THE TASK —
Leave the pictures out and transcribe every record exactly.

• • • • •

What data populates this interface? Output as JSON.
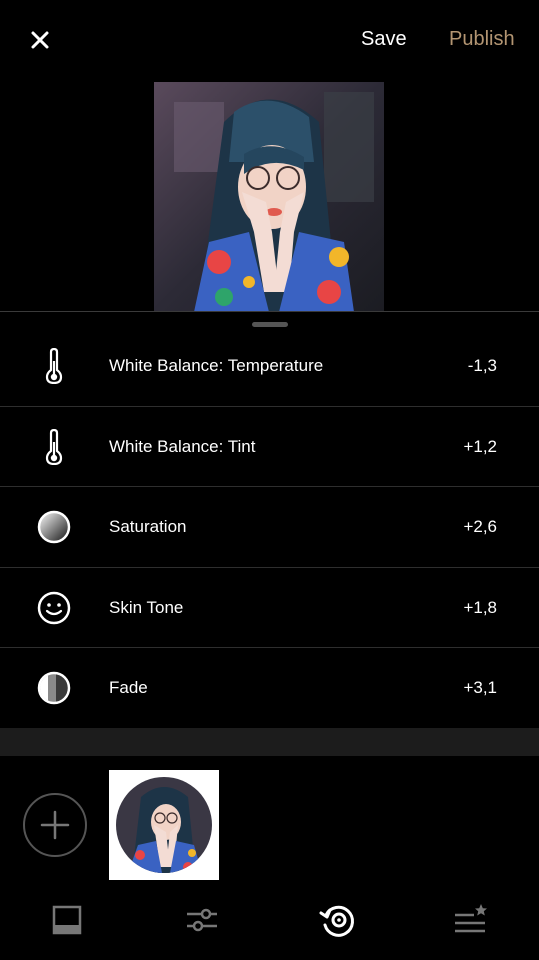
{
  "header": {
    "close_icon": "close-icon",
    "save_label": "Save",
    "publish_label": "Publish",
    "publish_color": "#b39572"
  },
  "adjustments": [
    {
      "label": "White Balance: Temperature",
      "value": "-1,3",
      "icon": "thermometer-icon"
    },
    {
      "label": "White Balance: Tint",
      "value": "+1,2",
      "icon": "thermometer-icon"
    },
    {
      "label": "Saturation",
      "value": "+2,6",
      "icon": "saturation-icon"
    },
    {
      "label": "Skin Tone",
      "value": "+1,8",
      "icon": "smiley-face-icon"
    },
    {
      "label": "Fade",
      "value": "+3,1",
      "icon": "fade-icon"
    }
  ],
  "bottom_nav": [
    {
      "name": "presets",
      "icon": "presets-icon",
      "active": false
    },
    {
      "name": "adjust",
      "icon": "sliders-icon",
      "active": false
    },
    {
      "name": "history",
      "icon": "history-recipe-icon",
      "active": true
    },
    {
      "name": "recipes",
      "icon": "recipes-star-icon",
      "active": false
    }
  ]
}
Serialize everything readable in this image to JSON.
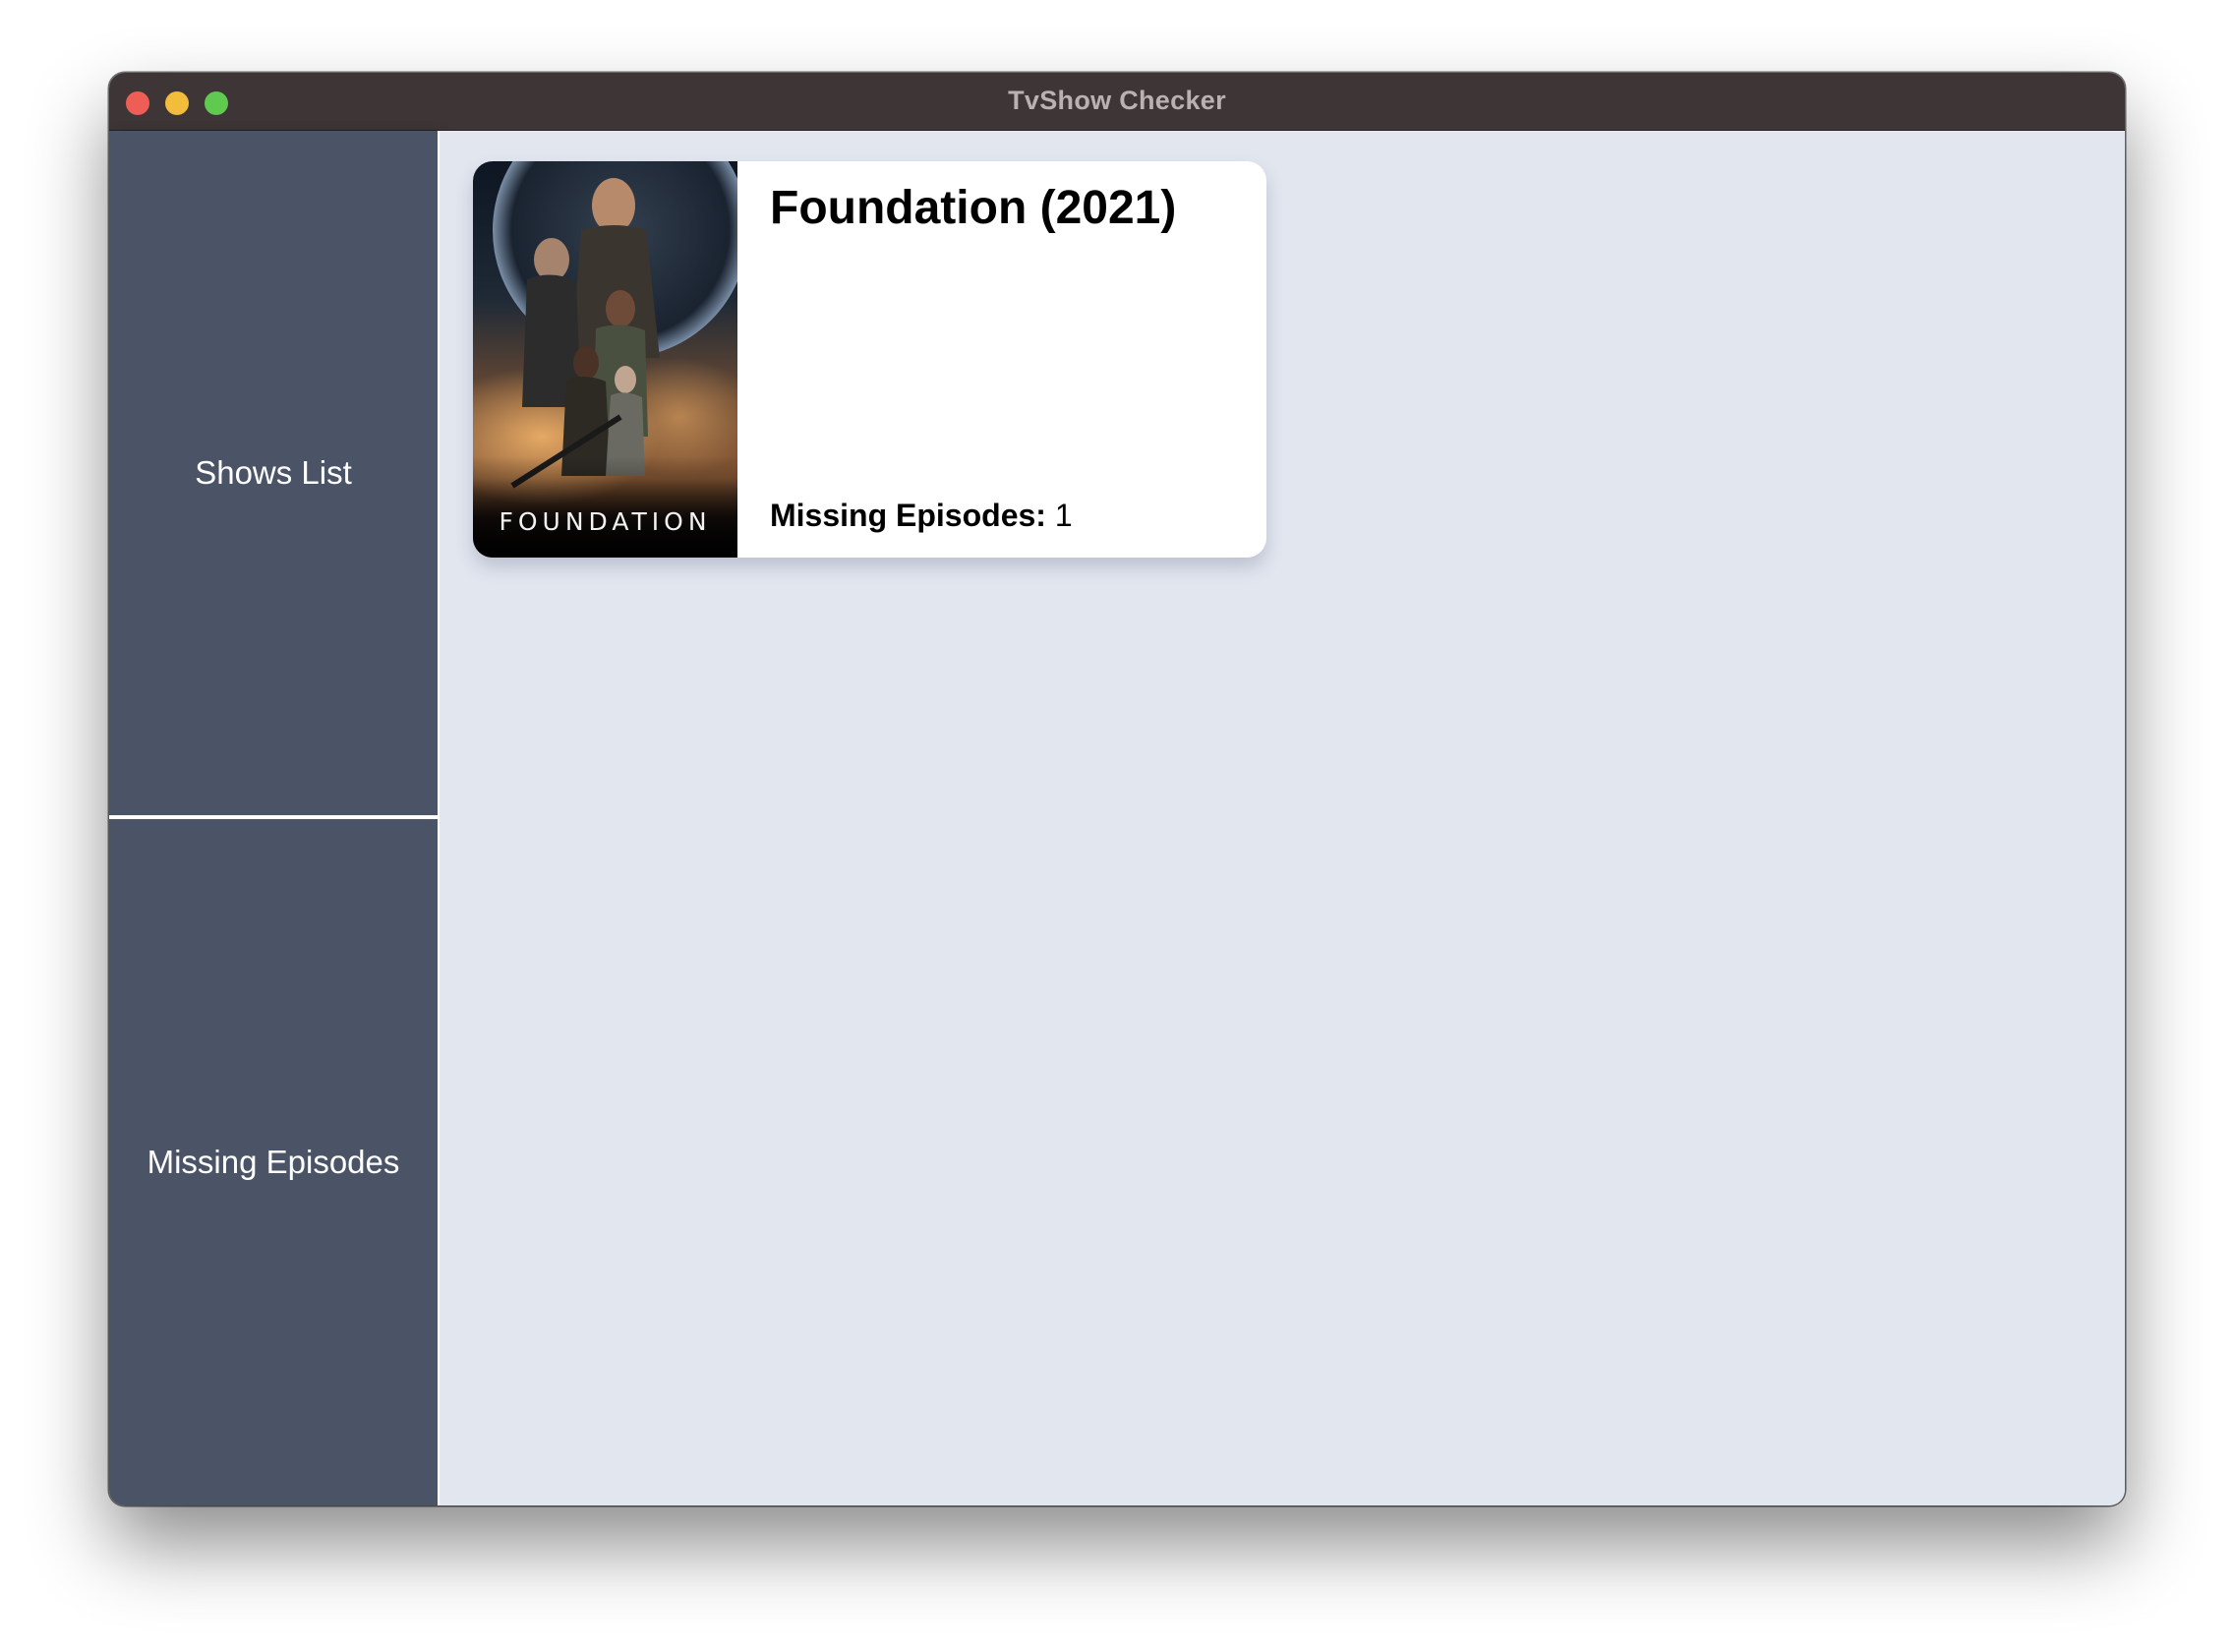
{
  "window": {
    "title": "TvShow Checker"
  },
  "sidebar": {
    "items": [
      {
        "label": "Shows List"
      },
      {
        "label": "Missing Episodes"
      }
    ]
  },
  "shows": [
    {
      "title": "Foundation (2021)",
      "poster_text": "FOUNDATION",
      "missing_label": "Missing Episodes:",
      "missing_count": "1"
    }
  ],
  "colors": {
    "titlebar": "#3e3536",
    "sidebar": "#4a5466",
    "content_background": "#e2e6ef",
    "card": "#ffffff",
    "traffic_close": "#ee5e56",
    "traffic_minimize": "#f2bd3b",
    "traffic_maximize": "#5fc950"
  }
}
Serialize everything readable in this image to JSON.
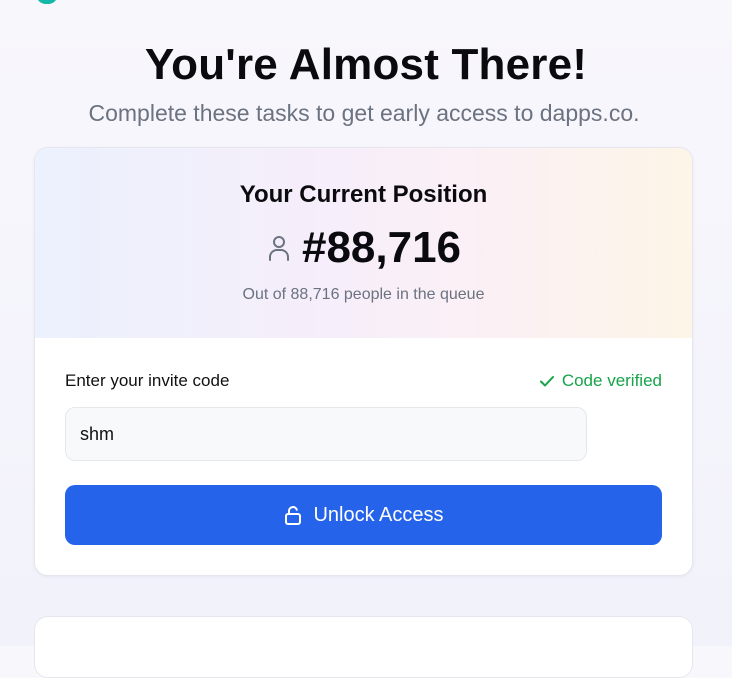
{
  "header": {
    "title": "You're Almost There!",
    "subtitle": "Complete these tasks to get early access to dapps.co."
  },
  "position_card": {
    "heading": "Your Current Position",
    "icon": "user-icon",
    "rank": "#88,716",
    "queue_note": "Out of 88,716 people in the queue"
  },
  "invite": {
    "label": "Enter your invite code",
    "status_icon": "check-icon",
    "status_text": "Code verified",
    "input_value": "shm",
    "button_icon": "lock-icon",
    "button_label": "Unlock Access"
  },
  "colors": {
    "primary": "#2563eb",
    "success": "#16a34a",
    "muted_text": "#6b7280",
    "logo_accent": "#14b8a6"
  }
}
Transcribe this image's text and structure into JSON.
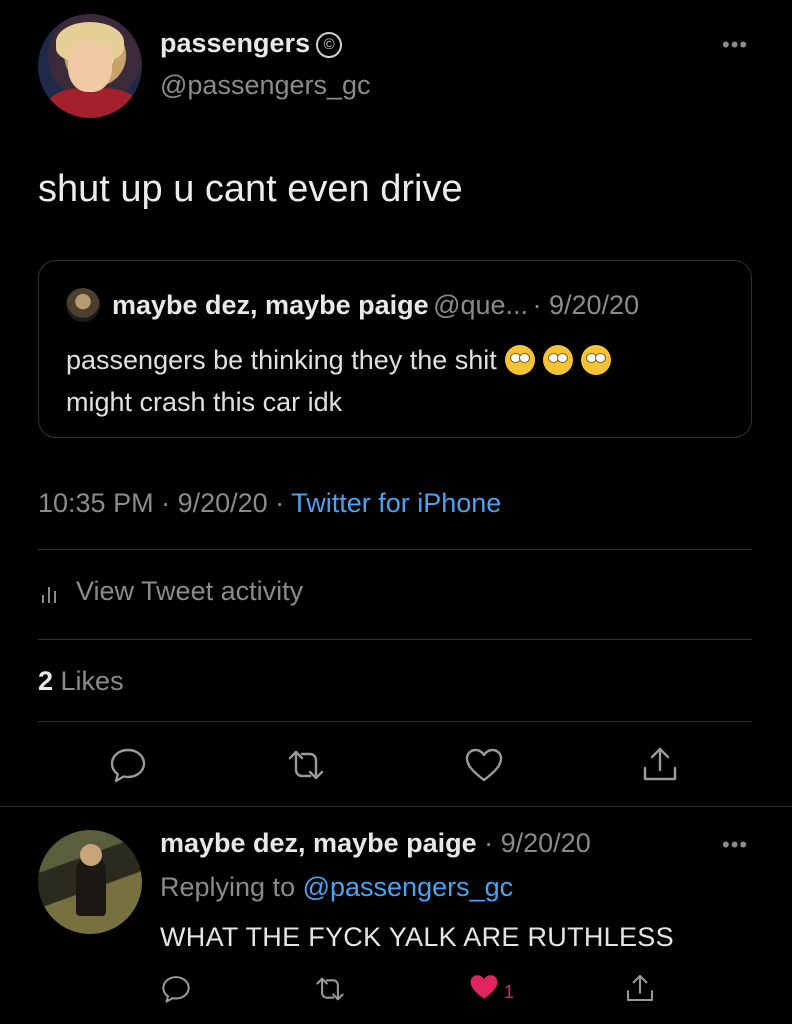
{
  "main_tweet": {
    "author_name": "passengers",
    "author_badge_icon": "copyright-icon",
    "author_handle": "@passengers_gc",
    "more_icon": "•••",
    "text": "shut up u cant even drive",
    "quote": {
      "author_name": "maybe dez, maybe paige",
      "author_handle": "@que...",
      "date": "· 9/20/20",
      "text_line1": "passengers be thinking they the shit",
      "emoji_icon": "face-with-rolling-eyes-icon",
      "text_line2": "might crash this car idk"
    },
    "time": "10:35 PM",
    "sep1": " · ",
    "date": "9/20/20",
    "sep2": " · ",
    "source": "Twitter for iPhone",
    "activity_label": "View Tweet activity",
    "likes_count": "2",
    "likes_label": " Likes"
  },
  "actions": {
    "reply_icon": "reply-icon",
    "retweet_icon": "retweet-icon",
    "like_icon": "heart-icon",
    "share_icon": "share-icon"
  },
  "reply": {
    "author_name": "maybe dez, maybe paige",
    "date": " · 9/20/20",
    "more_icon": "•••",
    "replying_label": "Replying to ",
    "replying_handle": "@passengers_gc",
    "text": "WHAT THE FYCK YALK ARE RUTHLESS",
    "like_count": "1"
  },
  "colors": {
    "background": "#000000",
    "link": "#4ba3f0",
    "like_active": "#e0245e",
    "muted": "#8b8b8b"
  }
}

• • • • •

RESULT BELOW —
What data populates this interface? Output as JSON.
{
  "header": {
    "close_icon": "close-icon",
    "save_label": "Save",
    "publish_label": "Publish",
    "publish_color": "#b39572"
  },
  "adjustments": [
    {
      "label": "White Balance: Temperature",
      "value": "-1,3",
      "icon": "thermometer-icon"
    },
    {
      "label": "White Balance: Tint",
      "value": "+1,2",
      "icon": "thermometer-icon"
    },
    {
      "label": "Saturation",
      "value": "+2,6",
      "icon": "saturation-icon"
    },
    {
      "label": "Skin Tone",
      "value": "+1,8",
      "icon": "smiley-face-icon"
    },
    {
      "label": "Fade",
      "value": "+3,1",
      "icon": "fade-icon"
    }
  ],
  "bottom_nav": [
    {
      "name": "presets",
      "icon": "presets-icon",
      "active": false
    },
    {
      "name": "adjust",
      "icon": "sliders-icon",
      "active": false
    },
    {
      "name": "history",
      "icon": "history-recipe-icon",
      "active": true
    },
    {
      "name": "recipes",
      "icon": "recipes-star-icon",
      "active": false
    }
  ]
}
Serialize everything readable in this image to JSON.
{
  "window": {
    "title": "TvShow Checker"
  },
  "sidebar": {
    "items": [
      {
        "label": "Shows List"
      },
      {
        "label": "Missing Episodes"
      }
    ]
  },
  "shows": [
    {
      "title": "Foundation (2021)",
      "poster_text": "FOUNDATION",
      "missing_label": "Missing Episodes:",
      "missing_count": "1"
    }
  ],
  "colors": {
    "titlebar": "#3e3536",
    "sidebar": "#4a5466",
    "content_background": "#e2e6ef",
    "card": "#ffffff",
    "traffic_close": "#ee5e56",
    "traffic_minimize": "#f2bd3b",
    "traffic_maximize": "#5fc950"
  }
}
Serialize everything readable in this image to JSON.
{
  "header": {
    "title": "You're Almost There!",
    "subtitle": "Complete these tasks to get early access to dapps.co."
  },
  "position_card": {
    "heading": "Your Current Position",
    "icon": "user-icon",
    "rank": "#88,716",
    "queue_note": "Out of 88,716 people in the queue"
  },
  "invite": {
    "label": "Enter your invite code",
    "status_icon": "check-icon",
    "status_text": "Code verified",
    "input_value": "shm",
    "button_icon": "lock-icon",
    "button_label": "Unlock Access"
  },
  "colors": {
    "primary": "#2563eb",
    "success": "#16a34a",
    "muted_text": "#6b7280",
    "logo_accent": "#14b8a6"
  }
}
Transcribe this image's text and structure into JSON.
{
  "main_tweet": {
    "author_name": "passengers",
    "author_badge_icon": "copyright-icon",
    "author_handle": "@passengers_gc",
    "more_icon": "•••",
    "text": "shut up u cant even drive",
    "quote": {
      "author_name": "maybe dez, maybe paige",
      "author_handle": "@que...",
      "date": "· 9/20/20",
      "text_line1": "passengers be thinking they the shit",
      "emoji_icon": "face-with-rolling-eyes-icon",
      "text_line2": "might crash this car idk"
    },
    "time": "10:35 PM",
    "sep1": " · ",
    "date": "9/20/20",
    "sep2": " · ",
    "source": "Twitter for iPhone",
    "activity_label": "View Tweet activity",
    "likes_count": "2",
    "likes_label": " Likes"
  },
  "actions": {
    "reply_icon": "reply-icon",
    "retweet_icon": "retweet-icon",
    "like_icon": "heart-icon",
    "share_icon": "share-icon"
  },
  "reply": {
    "author_name": "maybe dez, maybe paige",
    "date": " · 9/20/20",
    "more_icon": "•••",
    "replying_label": "Replying to ",
    "replying_handle": "@passengers_gc",
    "text": "WHAT THE FYCK YALK ARE RUTHLESS",
    "like_count": "1"
  },
  "colors": {
    "background": "#000000",
    "link": "#4ba3f0",
    "like_active": "#e0245e",
    "muted": "#8b8b8b"
  }
}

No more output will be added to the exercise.